TEXT SEGMENT:
Preserving big companies drags an economy down

Lecture 4 within “Modern Economic Issues”, by Robert Whaples, is about productivity, increases in which are what drive improved per-capita living conditions. One of the big questions that occupied economists is why Europe has lagged in labor productivity (output per worker-hour) compared to the U.S. The consensus seems to be that formation of new companies is important but that the destruction of big inefficient companies is equally important. The Europeans have been comparatively reluctant to let their dinosaurs go extinct, which means that a lot of resources (capable people, production facilities, capital) are tied up by inefficient management and structures. Aside from direct subsidies to the big and struggling, the Europeans have kept dinosaurs alive by making regulations so complex that small companies can’t afford the time and effort to get required permits, etc.

The lecture made me wonder if the sluggish U.S. recovery since the 2008 collapse might be partly due to the fact that the American government has done so much to favor the big. The biggest banks got the most cash. Chrysler and GM were preserved in the form that had led them to insolvency, rather than being allowed to have their parts folded into new enterprises. States handed out all kinds of subsidies for establishing or maintaining facilities but these subsidies were available only to big and established companies. Regulations have become more complex to the point that competition from small or new companies is further discouraged.

Items listed in a dataset
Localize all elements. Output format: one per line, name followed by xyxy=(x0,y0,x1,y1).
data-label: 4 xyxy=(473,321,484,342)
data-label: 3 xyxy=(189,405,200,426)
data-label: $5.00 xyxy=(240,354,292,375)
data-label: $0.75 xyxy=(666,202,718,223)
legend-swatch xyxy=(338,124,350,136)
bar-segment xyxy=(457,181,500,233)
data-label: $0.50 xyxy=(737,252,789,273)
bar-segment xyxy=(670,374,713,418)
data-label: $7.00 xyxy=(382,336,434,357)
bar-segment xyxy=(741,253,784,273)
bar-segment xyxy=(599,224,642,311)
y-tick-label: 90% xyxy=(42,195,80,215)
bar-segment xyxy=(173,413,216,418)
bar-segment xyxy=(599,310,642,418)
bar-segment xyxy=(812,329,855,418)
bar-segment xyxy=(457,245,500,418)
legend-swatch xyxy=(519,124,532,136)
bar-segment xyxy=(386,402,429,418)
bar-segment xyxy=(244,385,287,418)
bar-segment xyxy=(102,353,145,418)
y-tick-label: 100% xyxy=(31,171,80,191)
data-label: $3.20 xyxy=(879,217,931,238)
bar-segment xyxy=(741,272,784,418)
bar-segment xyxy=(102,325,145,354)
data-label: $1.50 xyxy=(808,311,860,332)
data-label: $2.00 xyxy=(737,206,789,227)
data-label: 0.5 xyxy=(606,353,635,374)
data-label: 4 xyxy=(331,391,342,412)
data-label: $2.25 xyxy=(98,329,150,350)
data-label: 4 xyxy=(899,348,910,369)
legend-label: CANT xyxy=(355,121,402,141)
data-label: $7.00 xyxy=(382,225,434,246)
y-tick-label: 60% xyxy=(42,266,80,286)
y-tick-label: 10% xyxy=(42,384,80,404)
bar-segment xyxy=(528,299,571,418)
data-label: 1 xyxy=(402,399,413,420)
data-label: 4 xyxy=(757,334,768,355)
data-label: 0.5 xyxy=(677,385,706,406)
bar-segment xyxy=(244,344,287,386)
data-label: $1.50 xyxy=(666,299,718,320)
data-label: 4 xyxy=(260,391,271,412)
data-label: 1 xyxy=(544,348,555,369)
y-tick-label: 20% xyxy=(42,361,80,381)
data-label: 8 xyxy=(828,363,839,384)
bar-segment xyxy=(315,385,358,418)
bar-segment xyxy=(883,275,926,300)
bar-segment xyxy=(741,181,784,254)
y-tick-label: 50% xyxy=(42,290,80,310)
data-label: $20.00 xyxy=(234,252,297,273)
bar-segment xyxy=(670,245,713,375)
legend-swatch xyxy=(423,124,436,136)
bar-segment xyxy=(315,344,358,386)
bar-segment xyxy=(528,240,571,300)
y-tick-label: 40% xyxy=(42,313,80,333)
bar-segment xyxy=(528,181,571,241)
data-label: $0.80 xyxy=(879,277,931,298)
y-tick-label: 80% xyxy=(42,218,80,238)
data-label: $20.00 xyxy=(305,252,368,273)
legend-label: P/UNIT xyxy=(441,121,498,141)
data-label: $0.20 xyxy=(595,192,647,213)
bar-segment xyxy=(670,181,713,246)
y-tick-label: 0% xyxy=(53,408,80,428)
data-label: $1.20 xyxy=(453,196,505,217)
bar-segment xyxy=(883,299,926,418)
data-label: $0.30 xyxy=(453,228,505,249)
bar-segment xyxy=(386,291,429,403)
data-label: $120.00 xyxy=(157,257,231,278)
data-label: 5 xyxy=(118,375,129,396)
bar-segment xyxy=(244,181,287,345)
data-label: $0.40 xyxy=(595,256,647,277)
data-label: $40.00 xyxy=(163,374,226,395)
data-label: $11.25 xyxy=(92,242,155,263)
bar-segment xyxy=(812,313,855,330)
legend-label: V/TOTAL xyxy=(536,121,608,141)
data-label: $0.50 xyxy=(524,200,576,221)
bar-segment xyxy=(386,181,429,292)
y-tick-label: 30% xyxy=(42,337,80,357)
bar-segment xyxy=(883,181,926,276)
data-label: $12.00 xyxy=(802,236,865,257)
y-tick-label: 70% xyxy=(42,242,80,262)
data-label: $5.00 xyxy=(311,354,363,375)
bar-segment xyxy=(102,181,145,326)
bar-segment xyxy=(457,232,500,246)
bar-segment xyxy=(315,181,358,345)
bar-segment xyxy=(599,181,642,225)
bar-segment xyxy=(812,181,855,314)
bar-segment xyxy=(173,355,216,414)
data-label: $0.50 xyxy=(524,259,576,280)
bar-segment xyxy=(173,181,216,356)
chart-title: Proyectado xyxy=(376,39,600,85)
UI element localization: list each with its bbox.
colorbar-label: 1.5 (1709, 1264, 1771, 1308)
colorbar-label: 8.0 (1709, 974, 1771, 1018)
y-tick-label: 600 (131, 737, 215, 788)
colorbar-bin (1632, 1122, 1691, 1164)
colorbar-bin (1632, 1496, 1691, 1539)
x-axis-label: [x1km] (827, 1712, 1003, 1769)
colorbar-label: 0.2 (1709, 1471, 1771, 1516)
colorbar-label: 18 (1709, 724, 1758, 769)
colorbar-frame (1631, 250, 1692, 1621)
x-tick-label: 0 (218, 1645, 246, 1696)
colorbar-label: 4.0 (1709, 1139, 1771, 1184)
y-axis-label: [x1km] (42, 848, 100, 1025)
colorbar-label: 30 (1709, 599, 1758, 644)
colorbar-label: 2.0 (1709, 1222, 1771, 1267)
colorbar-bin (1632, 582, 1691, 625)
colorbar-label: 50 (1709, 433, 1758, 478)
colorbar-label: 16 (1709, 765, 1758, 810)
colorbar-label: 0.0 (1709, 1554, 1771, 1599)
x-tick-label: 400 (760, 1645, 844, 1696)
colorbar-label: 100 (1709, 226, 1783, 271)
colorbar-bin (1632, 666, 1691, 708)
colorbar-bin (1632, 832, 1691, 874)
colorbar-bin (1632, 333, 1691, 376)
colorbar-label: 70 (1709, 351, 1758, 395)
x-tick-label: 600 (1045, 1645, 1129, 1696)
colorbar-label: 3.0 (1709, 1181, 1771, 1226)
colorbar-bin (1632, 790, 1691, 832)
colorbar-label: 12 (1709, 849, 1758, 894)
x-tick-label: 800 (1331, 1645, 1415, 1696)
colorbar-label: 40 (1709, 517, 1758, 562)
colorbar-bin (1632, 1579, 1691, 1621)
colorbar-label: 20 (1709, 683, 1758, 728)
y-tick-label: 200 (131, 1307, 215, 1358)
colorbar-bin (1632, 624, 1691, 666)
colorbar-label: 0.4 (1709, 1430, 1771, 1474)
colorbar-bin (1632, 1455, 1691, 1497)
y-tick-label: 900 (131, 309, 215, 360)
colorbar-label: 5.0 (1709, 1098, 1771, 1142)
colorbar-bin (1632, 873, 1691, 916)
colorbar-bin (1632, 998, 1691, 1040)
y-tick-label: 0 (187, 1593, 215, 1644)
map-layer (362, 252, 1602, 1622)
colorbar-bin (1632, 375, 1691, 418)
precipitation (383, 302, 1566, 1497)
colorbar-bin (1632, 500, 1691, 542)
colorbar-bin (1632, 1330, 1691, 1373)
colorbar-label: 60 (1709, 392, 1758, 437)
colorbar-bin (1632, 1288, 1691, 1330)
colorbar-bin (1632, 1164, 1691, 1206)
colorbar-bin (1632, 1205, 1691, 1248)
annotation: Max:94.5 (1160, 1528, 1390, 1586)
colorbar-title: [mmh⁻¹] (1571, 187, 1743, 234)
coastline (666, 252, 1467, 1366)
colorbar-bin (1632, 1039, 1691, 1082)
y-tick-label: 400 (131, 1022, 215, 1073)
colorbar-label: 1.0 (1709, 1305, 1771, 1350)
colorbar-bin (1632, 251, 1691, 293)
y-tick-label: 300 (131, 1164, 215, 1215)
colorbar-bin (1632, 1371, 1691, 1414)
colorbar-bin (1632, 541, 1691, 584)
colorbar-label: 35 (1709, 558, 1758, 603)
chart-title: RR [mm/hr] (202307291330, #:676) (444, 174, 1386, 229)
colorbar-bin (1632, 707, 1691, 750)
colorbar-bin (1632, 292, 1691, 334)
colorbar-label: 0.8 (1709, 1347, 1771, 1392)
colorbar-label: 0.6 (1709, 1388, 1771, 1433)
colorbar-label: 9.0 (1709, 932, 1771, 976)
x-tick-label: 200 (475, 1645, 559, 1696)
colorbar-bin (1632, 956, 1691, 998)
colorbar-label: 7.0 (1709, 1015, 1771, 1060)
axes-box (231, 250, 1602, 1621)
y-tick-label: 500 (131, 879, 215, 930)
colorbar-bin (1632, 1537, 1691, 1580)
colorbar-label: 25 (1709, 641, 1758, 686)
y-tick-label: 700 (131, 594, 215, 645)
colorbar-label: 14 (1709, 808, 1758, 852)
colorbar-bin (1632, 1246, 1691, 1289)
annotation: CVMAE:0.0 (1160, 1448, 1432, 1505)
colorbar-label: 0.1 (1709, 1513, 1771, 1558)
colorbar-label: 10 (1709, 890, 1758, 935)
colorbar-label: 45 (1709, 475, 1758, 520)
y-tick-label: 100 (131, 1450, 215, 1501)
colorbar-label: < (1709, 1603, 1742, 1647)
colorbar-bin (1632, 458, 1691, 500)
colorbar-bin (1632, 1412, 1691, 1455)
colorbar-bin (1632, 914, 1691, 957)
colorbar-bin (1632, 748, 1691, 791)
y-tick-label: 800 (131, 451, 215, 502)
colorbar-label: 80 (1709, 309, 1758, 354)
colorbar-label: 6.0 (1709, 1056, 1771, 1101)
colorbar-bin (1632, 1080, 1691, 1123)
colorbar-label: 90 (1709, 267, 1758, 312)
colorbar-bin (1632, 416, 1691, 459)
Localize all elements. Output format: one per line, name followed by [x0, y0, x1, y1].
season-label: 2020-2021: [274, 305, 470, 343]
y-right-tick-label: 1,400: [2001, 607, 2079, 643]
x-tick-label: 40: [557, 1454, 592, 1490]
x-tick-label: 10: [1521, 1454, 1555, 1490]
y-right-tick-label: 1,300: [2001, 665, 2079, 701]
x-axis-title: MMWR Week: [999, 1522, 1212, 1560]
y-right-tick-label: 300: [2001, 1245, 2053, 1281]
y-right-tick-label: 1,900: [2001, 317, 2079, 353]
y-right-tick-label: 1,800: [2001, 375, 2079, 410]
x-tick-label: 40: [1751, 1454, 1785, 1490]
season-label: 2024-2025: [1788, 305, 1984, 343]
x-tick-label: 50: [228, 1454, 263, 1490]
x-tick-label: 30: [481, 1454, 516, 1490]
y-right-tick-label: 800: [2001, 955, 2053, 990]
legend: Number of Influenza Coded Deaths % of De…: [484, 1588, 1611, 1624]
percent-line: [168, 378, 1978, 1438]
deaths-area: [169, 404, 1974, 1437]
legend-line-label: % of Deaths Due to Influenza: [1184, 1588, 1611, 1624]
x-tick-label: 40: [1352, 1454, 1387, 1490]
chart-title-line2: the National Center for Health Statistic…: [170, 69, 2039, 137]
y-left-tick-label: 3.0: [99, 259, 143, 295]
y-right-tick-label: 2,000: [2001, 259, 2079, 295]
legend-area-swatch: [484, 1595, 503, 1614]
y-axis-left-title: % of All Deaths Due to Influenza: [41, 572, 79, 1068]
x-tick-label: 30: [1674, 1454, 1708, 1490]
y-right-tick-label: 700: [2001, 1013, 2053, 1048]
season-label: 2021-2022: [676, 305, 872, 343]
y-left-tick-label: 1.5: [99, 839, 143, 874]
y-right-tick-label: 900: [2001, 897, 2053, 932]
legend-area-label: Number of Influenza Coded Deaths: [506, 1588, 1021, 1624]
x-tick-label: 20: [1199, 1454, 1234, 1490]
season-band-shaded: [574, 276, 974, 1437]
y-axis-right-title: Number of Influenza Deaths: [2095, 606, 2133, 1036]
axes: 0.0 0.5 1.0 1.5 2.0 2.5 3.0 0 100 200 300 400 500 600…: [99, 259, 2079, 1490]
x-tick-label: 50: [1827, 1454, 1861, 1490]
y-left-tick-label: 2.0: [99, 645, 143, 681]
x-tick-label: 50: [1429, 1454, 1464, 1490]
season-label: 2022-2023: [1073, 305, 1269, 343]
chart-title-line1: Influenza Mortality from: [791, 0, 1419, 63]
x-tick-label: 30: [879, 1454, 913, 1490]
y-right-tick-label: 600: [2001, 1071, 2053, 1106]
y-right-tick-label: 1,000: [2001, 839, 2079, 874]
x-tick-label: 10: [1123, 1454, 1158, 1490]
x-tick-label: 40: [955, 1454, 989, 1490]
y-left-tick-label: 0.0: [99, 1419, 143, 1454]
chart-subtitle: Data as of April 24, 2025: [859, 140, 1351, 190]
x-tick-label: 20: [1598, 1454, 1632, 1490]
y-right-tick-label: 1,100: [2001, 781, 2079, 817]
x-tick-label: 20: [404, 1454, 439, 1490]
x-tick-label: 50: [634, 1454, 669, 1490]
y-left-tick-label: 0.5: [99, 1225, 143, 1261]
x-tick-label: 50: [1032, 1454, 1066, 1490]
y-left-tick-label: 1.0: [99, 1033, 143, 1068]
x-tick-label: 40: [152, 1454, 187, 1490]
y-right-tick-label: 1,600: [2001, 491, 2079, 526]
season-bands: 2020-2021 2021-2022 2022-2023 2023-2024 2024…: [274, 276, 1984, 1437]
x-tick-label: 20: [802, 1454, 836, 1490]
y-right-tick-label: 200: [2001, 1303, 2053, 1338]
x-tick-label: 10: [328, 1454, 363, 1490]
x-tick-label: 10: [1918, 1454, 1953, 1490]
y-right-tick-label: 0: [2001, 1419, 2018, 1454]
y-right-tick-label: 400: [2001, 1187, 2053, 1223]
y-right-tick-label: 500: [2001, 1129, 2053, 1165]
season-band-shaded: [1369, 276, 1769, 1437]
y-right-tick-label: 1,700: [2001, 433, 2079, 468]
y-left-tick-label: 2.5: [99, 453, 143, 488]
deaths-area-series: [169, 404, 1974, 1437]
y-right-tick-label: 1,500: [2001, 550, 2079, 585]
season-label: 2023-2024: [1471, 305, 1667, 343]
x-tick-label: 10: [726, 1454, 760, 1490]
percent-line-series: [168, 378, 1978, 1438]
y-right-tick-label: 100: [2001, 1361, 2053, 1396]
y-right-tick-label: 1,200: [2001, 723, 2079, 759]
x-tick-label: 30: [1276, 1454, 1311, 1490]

TASKS FOR THIS EXERCISE:
a - In the piece on preserving big companies, can you swap "subsidies" for "incentives" and give everything from "The lecture made" down to "is further discouraged."?
b - Could you carry the piece on preserving big companies forward with the next part after its final sentence?

WRITTEN ANSWERS:
a -
The lecture made me wonder if the sluggish U.S. recovery since the 2008 collapse might be partly due to the fact that the American government has done so much to favor the big. The biggest banks got the most cash. Chrysler and GM were preserved in the form that had led them to insolvency, rather than being allowed to have their parts folded into new enterprises. States handed out all kinds of incentives for establishing or maintaining facilities but these incentives were available only to big and established companies. Regulations have become more complex to the point that competition from small or new companies is further discouraged.

b -
Full post, including comments

Economists surveyed right before the Collapse of 2008

Lecture 3 within “Modern Economic Issues”, by Robert Whaples, is titled “Economists’ View of the Future”. The course seems to have been published early in 2008 and perhaps recorded in 2007, since many statistics from 2006 are cited. One of the lecturer’s aims seems to have been to present listeners with a comprehensive view of thought by economists around the U.S. Nearly every lecture presents at least two sides of every issue and oftentimes refers to surveys of American economists. Whaples himself conducted a survey of economists and their predictions about the years 2008 through 2018 right before giving these talks.

Whaples starts by pointing out that for most of the field’s existence economists have erroneously been predicting a flat standard of living, thus entirely missing the growth in real personal income that has been the main story since the Industrial Revolution. Classical economics predicts that new ideas or methods may lead to a temporary improvement in per-capita wealth but that the result of this new wealth will be larger families and more children surviving to adulthood. These new workers will compete with each other and the result will be a market wage that is near the subsistence level. Worldwide GDP may grow but population will expand so that the average person is living with only the bare necessities of life.

This prediction has failed to come true, according to Whaples, primarily because (1) the pace of technological change for the last 200 years or so has been so rapid that humans have not had a chance to have enough kids to soak up all of the benefits, (2) the rising wages of women have discouraged many from spending a lot of time out of the workforce and therefore fertility has been lower. Other economists have gone farther, claiming that the larger the population the more opportunities there are for new ideas to be developed, which will make everyone richer per capita, not poorer.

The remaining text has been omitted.